• Task:
All of the lines below are to be transcribed faithfully, with pictures excluded from the copy.

Data records
------------------------
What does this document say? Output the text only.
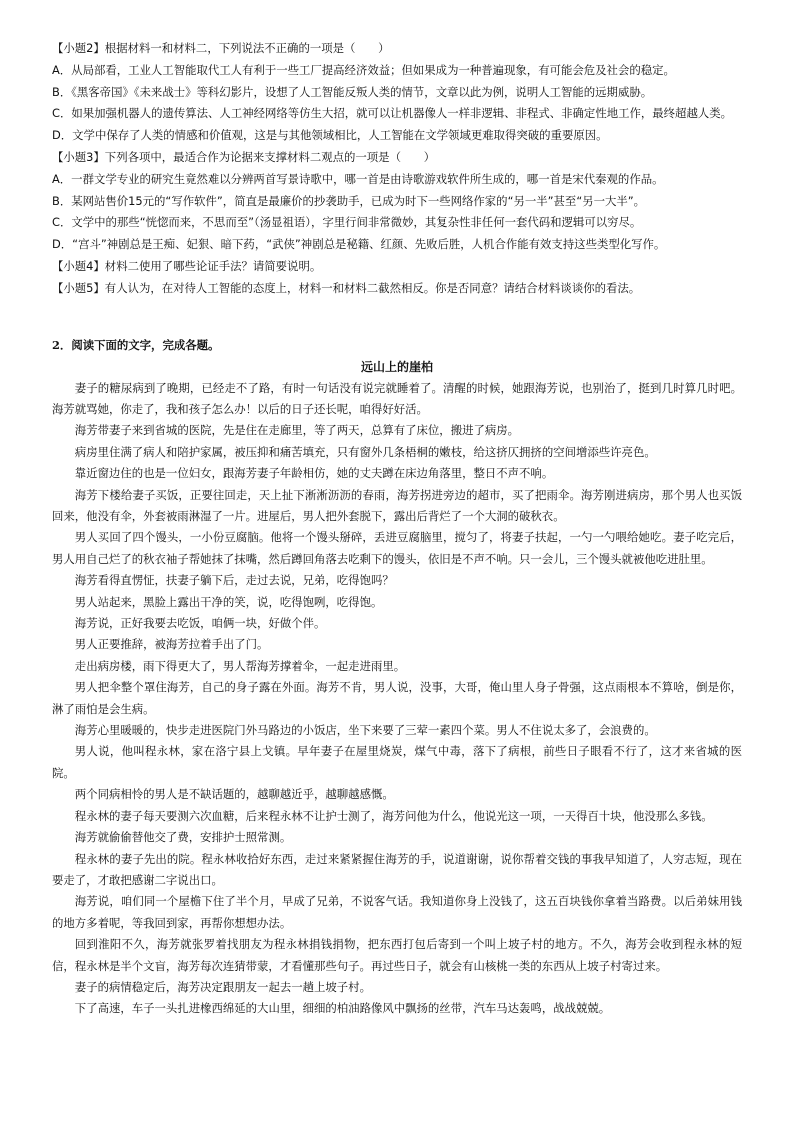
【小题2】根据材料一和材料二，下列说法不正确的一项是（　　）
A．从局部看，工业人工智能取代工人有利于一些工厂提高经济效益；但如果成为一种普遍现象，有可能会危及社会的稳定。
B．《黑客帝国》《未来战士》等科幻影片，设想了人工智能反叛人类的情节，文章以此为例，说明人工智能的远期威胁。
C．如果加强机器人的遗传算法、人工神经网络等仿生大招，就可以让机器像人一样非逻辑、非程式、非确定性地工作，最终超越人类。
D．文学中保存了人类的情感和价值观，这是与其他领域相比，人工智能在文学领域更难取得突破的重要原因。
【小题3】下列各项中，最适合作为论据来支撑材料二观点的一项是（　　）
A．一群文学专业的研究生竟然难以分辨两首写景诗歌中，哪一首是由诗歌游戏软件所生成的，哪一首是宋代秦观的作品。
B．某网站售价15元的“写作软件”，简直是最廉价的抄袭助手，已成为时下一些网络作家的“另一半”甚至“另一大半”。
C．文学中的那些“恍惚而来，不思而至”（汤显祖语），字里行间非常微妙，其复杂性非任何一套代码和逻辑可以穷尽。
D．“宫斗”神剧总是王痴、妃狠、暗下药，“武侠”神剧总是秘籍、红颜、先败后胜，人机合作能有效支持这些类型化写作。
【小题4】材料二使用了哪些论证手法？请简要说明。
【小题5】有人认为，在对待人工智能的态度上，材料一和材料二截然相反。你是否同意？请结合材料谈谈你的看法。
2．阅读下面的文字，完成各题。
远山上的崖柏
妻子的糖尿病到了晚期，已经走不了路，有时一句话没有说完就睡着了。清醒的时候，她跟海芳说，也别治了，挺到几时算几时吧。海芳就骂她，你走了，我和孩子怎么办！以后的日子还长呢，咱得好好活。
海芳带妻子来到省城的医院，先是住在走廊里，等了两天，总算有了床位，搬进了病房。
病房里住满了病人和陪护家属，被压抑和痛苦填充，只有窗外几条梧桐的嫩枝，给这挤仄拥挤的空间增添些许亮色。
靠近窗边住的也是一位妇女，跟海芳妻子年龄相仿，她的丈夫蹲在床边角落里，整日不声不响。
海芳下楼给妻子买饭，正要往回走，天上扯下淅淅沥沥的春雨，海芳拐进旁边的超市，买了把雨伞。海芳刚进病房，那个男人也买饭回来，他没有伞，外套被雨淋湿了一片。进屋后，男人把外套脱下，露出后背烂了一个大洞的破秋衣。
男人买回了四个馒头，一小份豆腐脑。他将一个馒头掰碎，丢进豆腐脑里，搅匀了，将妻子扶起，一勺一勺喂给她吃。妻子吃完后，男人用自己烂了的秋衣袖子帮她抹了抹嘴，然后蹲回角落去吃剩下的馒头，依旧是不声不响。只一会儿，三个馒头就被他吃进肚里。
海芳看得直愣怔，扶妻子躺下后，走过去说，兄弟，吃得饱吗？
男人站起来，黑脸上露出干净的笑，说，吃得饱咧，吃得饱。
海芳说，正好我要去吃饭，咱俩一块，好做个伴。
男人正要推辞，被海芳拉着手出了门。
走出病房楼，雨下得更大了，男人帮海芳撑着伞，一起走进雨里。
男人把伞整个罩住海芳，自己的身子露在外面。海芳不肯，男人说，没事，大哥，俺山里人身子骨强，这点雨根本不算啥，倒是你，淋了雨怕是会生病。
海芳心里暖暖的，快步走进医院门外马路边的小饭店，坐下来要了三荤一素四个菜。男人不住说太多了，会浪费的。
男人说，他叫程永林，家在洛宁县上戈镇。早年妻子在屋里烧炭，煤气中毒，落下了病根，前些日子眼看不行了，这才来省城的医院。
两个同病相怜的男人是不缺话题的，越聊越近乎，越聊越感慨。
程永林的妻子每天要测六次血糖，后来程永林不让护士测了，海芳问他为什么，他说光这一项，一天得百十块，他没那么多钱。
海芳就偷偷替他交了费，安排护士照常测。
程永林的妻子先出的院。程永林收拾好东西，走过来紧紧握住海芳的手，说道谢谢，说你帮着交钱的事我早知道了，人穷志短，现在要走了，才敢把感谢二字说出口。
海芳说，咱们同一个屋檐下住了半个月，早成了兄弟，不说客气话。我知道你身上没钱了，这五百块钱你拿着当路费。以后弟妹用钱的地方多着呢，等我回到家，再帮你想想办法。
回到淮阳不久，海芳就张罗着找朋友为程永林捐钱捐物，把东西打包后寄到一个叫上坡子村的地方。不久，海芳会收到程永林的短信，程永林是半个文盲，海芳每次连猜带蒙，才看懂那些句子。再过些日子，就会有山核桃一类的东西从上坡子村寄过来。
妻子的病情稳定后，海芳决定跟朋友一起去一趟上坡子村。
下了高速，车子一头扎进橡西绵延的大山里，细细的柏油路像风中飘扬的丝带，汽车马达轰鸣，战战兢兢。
------------------------
• Complete output:
What does this document say? Output the text only.
【小题2】根据材料一和材料二，下列说法不正确的一项是（　　）
A．从局部看，工业人工智能取代工人有利于一些工厂提高经济效益；但如果成为一种普遍现象，有可能会危及社会的稳定。
B．《黑客帝国》《未来战士》等科幻影片，设想了人工智能反叛人类的情节，文章以此为例，说明人工智能的远期威胁。
C．如果加强机器人的遗传算法、人工神经网络等仿生大招，就可以让机器像人一样非逻辑、非程式、非确定性地工作，最终超越人类。
D．文学中保存了人类的情感和价值观，这是与其他领域相比，人工智能在文学领域更难取得突破的重要原因。
【小题3】下列各项中，最适合作为论据来支撑材料二观点的一项是（　　）
A．一群文学专业的研究生竟然难以分辨两首写景诗歌中，哪一首是由诗歌游戏软件所生成的，哪一首是宋代秦观的作品。
B．某网站售价15元的“写作软件”，简直是最廉价的抄袭助手，已成为时下一些网络作家的“另一半”甚至“另一大半”。
C．文学中的那些“恍惚而来，不思而至”（汤显祖语），字里行间非常微妙，其复杂性非任何一套代码和逻辑可以穷尽。
D．“宫斗”神剧总是王痴、妃狠、暗下药，“武侠”神剧总是秘籍、红颜、先败后胜，人机合作能有效支持这些类型化写作。
【小题4】材料二使用了哪些论证手法？请简要说明。
【小题5】有人认为，在对待人工智能的态度上，材料一和材料二截然相反。你是否同意？请结合材料谈谈你的看法。
2．阅读下面的文字，完成各题。
远山上的崖柏
妻子的糖尿病到了晚期，已经走不了路，有时一句话没有说完就睡着了。清醒的时候，她跟海芳说，也别治了，挺到几时算几时吧。海芳就骂她，你走了，我和孩子怎么办！以后的日子还长呢，咱得好好活。
海芳带妻子来到省城的医院，先是住在走廊里，等了两天，总算有了床位，搬进了病房。
病房里住满了病人和陪护家属，被压抑和痛苦填充，只有窗外几条梧桐的嫩枝，给这挤仄拥挤的空间增添些许亮色。
靠近窗边住的也是一位妇女，跟海芳妻子年龄相仿，她的丈夫蹲在床边角落里，整日不声不响。
海芳下楼给妻子买饭，正要往回走，天上扯下淅淅沥沥的春雨，海芳拐进旁边的超市，买了把雨伞。海芳刚进病房，那个男人也买饭回来，他没有伞，外套被雨淋湿了一片。进屋后，男人把外套脱下，露出后背烂了一个大洞的破秋衣。
男人买回了四个馒头，一小份豆腐脑。他将一个馒头掰碎，丢进豆腐脑里，搅匀了，将妻子扶起，一勺一勺喂给她吃。妻子吃完后，男人用自己烂了的秋衣袖子帮她抹了抹嘴，然后蹲回角落去吃剩下的馒头，依旧是不声不响。只一会儿，三个馒头就被他吃进肚里。
海芳看得直愣怔，扶妻子躺下后，走过去说，兄弟，吃得饱吗？
男人站起来，黑脸上露出干净的笑，说，吃得饱咧，吃得饱。
海芳说，正好我要去吃饭，咱俩一块，好做个伴。
男人正要推辞，被海芳拉着手出了门。
走出病房楼，雨下得更大了，男人帮海芳撑着伞，一起走进雨里。
男人把伞整个罩住海芳，自己的身子露在外面。海芳不肯，男人说，没事，大哥，俺山里人身子骨强，这点雨根本不算啥，倒是你，淋了雨怕是会生病。
海芳心里暖暖的，快步走进医院门外马路边的小饭店，坐下来要了三荤一素四个菜。男人不住说太多了，会浪费的。
男人说，他叫程永林，家在洛宁县上戈镇。早年妻子在屋里烧炭，煤气中毒，落下了病根，前些日子眼看不行了，这才来省城的医院。
两个同病相怜的男人是不缺话题的，越聊越近乎，越聊越感慨。
程永林的妻子每天要测六次血糖，后来程永林不让护士测了，海芳问他为什么，他说光这一项，一天得百十块，他没那么多钱。
海芳就偷偷替他交了费，安排护士照常测。
程永林的妻子先出的院。程永林收拾好东西，走过来紧紧握住海芳的手，说道谢谢，说你帮着交钱的事我早知道了，人穷志短，现在要走了，才敢把感谢二字说出口。
海芳说，咱们同一个屋檐下住了半个月，早成了兄弟，不说客气话。我知道你身上没钱了，这五百块钱你拿着当路费。以后弟妹用钱的地方多着呢，等我回到家，再帮你想想办法。
回到淮阳不久，海芳就张罗着找朋友为程永林捐钱捐物，把东西打包后寄到一个叫上坡子村的地方。不久，海芳会收到程永林的短信，程永林是半个文盲，海芳每次连猜带蒙，才看懂那些句子。再过些日子，就会有山核桃一类的东西从上坡子村寄过来。
妻子的病情稳定后，海芳决定跟朋友一起去一趟上坡子村。
下了高速，车子一头扎进橡西绵延的大山里，细细的柏油路像风中飘扬的丝带，汽车马达轰鸣，战战兢兢。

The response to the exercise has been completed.